▶ STATED GOAL
Omit the pictures and return every entry exactly as written.

▶ MATERIAL PROVIDED
____

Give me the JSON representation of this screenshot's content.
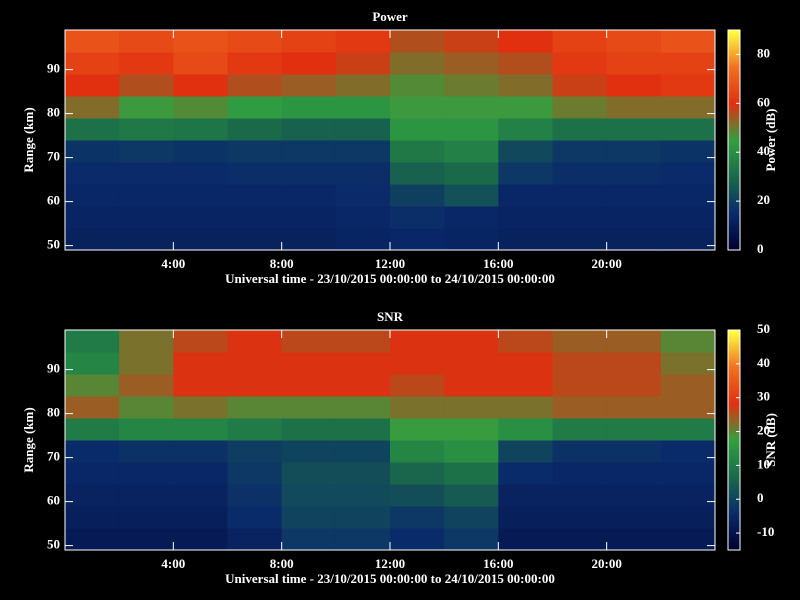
{
  "chart_data": [
    {
      "type": "heatmap",
      "title": "Power",
      "xlabel": "Universal time - 23/10/2015 00:00:00 to 24/10/2015 00:00:00",
      "ylabel": "Range (km)",
      "colorbar_label": "Power (dB)",
      "x_edges": [
        0,
        2,
        4,
        6,
        8,
        10,
        12,
        14,
        16,
        18,
        20,
        22,
        24
      ],
      "y_edges": [
        49,
        54,
        59,
        64,
        69,
        74,
        79,
        84,
        89,
        94,
        99
      ],
      "xlim": [
        0,
        24
      ],
      "ylim": [
        49,
        99
      ],
      "xticks": [
        {
          "value": 4,
          "label": "4:00"
        },
        {
          "value": 8,
          "label": "8:00"
        },
        {
          "value": 12,
          "label": "12:00"
        },
        {
          "value": 16,
          "label": "16:00"
        },
        {
          "value": 20,
          "label": "20:00"
        }
      ],
      "yticks": [
        50,
        60,
        70,
        80,
        90
      ],
      "clim": [
        0,
        90
      ],
      "cticks": [
        0,
        20,
        40,
        60,
        80
      ],
      "colormap": [
        "#000030",
        "#0a2a6a",
        "#1a6a4a",
        "#30a040",
        "#e03010",
        "#f07020",
        "#ffff40"
      ],
      "z": [
        [
          12,
          12,
          12,
          12,
          12,
          13,
          14,
          13,
          12,
          12,
          12,
          12
        ],
        [
          13,
          13,
          13,
          13,
          13,
          14,
          16,
          14,
          13,
          13,
          13,
          13
        ],
        [
          14,
          14,
          14,
          14,
          14,
          15,
          20,
          24,
          14,
          14,
          14,
          14
        ],
        [
          15,
          15,
          15,
          16,
          16,
          16,
          28,
          30,
          18,
          16,
          16,
          15
        ],
        [
          17,
          18,
          17,
          18,
          18,
          18,
          34,
          36,
          22,
          18,
          18,
          17
        ],
        [
          32,
          34,
          33,
          30,
          28,
          28,
          42,
          42,
          36,
          32,
          32,
          32
        ],
        [
          52,
          46,
          48,
          44,
          42,
          42,
          46,
          46,
          46,
          50,
          52,
          52
        ],
        [
          60,
          56,
          60,
          56,
          54,
          52,
          48,
          50,
          52,
          58,
          60,
          62
        ],
        [
          64,
          62,
          66,
          62,
          60,
          58,
          52,
          54,
          56,
          62,
          64,
          64
        ],
        [
          68,
          66,
          68,
          66,
          64,
          62,
          56,
          58,
          60,
          64,
          66,
          68
        ]
      ]
    },
    {
      "type": "heatmap",
      "title": "SNR",
      "xlabel": "Universal time - 23/10/2015 00:00:00 to 24/10/2015 00:00:00",
      "ylabel": "Range (km)",
      "colorbar_label": "SNR (dB)",
      "x_edges": [
        0,
        2,
        4,
        6,
        8,
        10,
        12,
        14,
        16,
        18,
        20,
        22,
        24
      ],
      "y_edges": [
        49,
        54,
        59,
        64,
        69,
        74,
        79,
        84,
        89,
        94,
        99
      ],
      "xlim": [
        0,
        24
      ],
      "ylim": [
        49,
        99
      ],
      "xticks": [
        {
          "value": 4,
          "label": "4:00"
        },
        {
          "value": 8,
          "label": "8:00"
        },
        {
          "value": 12,
          "label": "12:00"
        },
        {
          "value": 16,
          "label": "16:00"
        },
        {
          "value": 20,
          "label": "20:00"
        }
      ],
      "yticks": [
        50,
        60,
        70,
        80,
        90
      ],
      "clim": [
        -15,
        50
      ],
      "cticks": [
        -10,
        0,
        10,
        20,
        30,
        40,
        50
      ],
      "colormap": [
        "#000030",
        "#0a2a6a",
        "#1a6a4a",
        "#30a040",
        "#e03010",
        "#f07020",
        "#ffff40"
      ],
      "z": [
        [
          -8,
          -8,
          -8,
          -6,
          -2,
          -2,
          -4,
          -2,
          -8,
          -8,
          -8,
          -8
        ],
        [
          -7,
          -7,
          -7,
          -4,
          0,
          0,
          -2,
          0,
          -7,
          -7,
          -7,
          -7
        ],
        [
          -6,
          -6,
          -6,
          -3,
          1,
          1,
          2,
          4,
          -6,
          -6,
          -6,
          -6
        ],
        [
          -5,
          -5,
          -5,
          -2,
          2,
          2,
          6,
          8,
          -4,
          -5,
          -5,
          -5
        ],
        [
          -4,
          -3,
          -3,
          -1,
          0,
          0,
          12,
          14,
          0,
          -3,
          -3,
          -4
        ],
        [
          10,
          12,
          12,
          10,
          8,
          8,
          18,
          18,
          14,
          10,
          10,
          10
        ],
        [
          24,
          20,
          22,
          20,
          20,
          20,
          22,
          22,
          22,
          24,
          24,
          24
        ],
        [
          20,
          24,
          28,
          28,
          28,
          28,
          26,
          28,
          28,
          26,
          26,
          24
        ],
        [
          12,
          22,
          28,
          28,
          28,
          28,
          28,
          28,
          28,
          26,
          26,
          22
        ],
        [
          10,
          22,
          26,
          28,
          26,
          26,
          28,
          28,
          26,
          24,
          24,
          20
        ]
      ]
    }
  ]
}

____

▶ RESPONSE TO THIS TASK
Give me the JSON representation of this screenshot's content.
{
  "chart_data": [
    {
      "type": "heatmap",
      "title": "Power",
      "xlabel": "Universal time - 23/10/2015 00:00:00 to 24/10/2015 00:00:00",
      "ylabel": "Range (km)",
      "colorbar_label": "Power (dB)",
      "x_edges": [
        0,
        2,
        4,
        6,
        8,
        10,
        12,
        14,
        16,
        18,
        20,
        22,
        24
      ],
      "y_edges": [
        49,
        54,
        59,
        64,
        69,
        74,
        79,
        84,
        89,
        94,
        99
      ],
      "xlim": [
        0,
        24
      ],
      "ylim": [
        49,
        99
      ],
      "xticks": [
        {
          "value": 4,
          "label": "4:00"
        },
        {
          "value": 8,
          "label": "8:00"
        },
        {
          "value": 12,
          "label": "12:00"
        },
        {
          "value": 16,
          "label": "16:00"
        },
        {
          "value": 20,
          "label": "20:00"
        }
      ],
      "yticks": [
        50,
        60,
        70,
        80,
        90
      ],
      "clim": [
        0,
        90
      ],
      "cticks": [
        0,
        20,
        40,
        60,
        80
      ],
      "colormap": [
        "#000030",
        "#0a2a6a",
        "#1a6a4a",
        "#30a040",
        "#e03010",
        "#f07020",
        "#ffff40"
      ],
      "z": [
        [
          12,
          12,
          12,
          12,
          12,
          13,
          14,
          13,
          12,
          12,
          12,
          12
        ],
        [
          13,
          13,
          13,
          13,
          13,
          14,
          16,
          14,
          13,
          13,
          13,
          13
        ],
        [
          14,
          14,
          14,
          14,
          14,
          15,
          20,
          24,
          14,
          14,
          14,
          14
        ],
        [
          15,
          15,
          15,
          16,
          16,
          16,
          28,
          30,
          18,
          16,
          16,
          15
        ],
        [
          17,
          18,
          17,
          18,
          18,
          18,
          34,
          36,
          22,
          18,
          18,
          17
        ],
        [
          32,
          34,
          33,
          30,
          28,
          28,
          42,
          42,
          36,
          32,
          32,
          32
        ],
        [
          52,
          46,
          48,
          44,
          42,
          42,
          46,
          46,
          46,
          50,
          52,
          52
        ],
        [
          60,
          56,
          60,
          56,
          54,
          52,
          48,
          50,
          52,
          58,
          60,
          62
        ],
        [
          64,
          62,
          66,
          62,
          60,
          58,
          52,
          54,
          56,
          62,
          64,
          64
        ],
        [
          68,
          66,
          68,
          66,
          64,
          62,
          56,
          58,
          60,
          64,
          66,
          68
        ]
      ]
    },
    {
      "type": "heatmap",
      "title": "SNR",
      "xlabel": "Universal time - 23/10/2015 00:00:00 to 24/10/2015 00:00:00",
      "ylabel": "Range (km)",
      "colorbar_label": "SNR (dB)",
      "x_edges": [
        0,
        2,
        4,
        6,
        8,
        10,
        12,
        14,
        16,
        18,
        20,
        22,
        24
      ],
      "y_edges": [
        49,
        54,
        59,
        64,
        69,
        74,
        79,
        84,
        89,
        94,
        99
      ],
      "xlim": [
        0,
        24
      ],
      "ylim": [
        49,
        99
      ],
      "xticks": [
        {
          "value": 4,
          "label": "4:00"
        },
        {
          "value": 8,
          "label": "8:00"
        },
        {
          "value": 12,
          "label": "12:00"
        },
        {
          "value": 16,
          "label": "16:00"
        },
        {
          "value": 20,
          "label": "20:00"
        }
      ],
      "yticks": [
        50,
        60,
        70,
        80,
        90
      ],
      "clim": [
        -15,
        50
      ],
      "cticks": [
        -10,
        0,
        10,
        20,
        30,
        40,
        50
      ],
      "colormap": [
        "#000030",
        "#0a2a6a",
        "#1a6a4a",
        "#30a040",
        "#e03010",
        "#f07020",
        "#ffff40"
      ],
      "z": [
        [
          -8,
          -8,
          -8,
          -6,
          -2,
          -2,
          -4,
          -2,
          -8,
          -8,
          -8,
          -8
        ],
        [
          -7,
          -7,
          -7,
          -4,
          0,
          0,
          -2,
          0,
          -7,
          -7,
          -7,
          -7
        ],
        [
          -6,
          -6,
          -6,
          -3,
          1,
          1,
          2,
          4,
          -6,
          -6,
          -6,
          -6
        ],
        [
          -5,
          -5,
          -5,
          -2,
          2,
          2,
          6,
          8,
          -4,
          -5,
          -5,
          -5
        ],
        [
          -4,
          -3,
          -3,
          -1,
          0,
          0,
          12,
          14,
          0,
          -3,
          -3,
          -4
        ],
        [
          10,
          12,
          12,
          10,
          8,
          8,
          18,
          18,
          14,
          10,
          10,
          10
        ],
        [
          24,
          20,
          22,
          20,
          20,
          20,
          22,
          22,
          22,
          24,
          24,
          24
        ],
        [
          20,
          24,
          28,
          28,
          28,
          28,
          26,
          28,
          28,
          26,
          26,
          24
        ],
        [
          12,
          22,
          28,
          28,
          28,
          28,
          28,
          28,
          28,
          26,
          26,
          22
        ],
        [
          10,
          22,
          26,
          28,
          26,
          26,
          28,
          28,
          26,
          24,
          24,
          20
        ]
      ]
    }
  ]
}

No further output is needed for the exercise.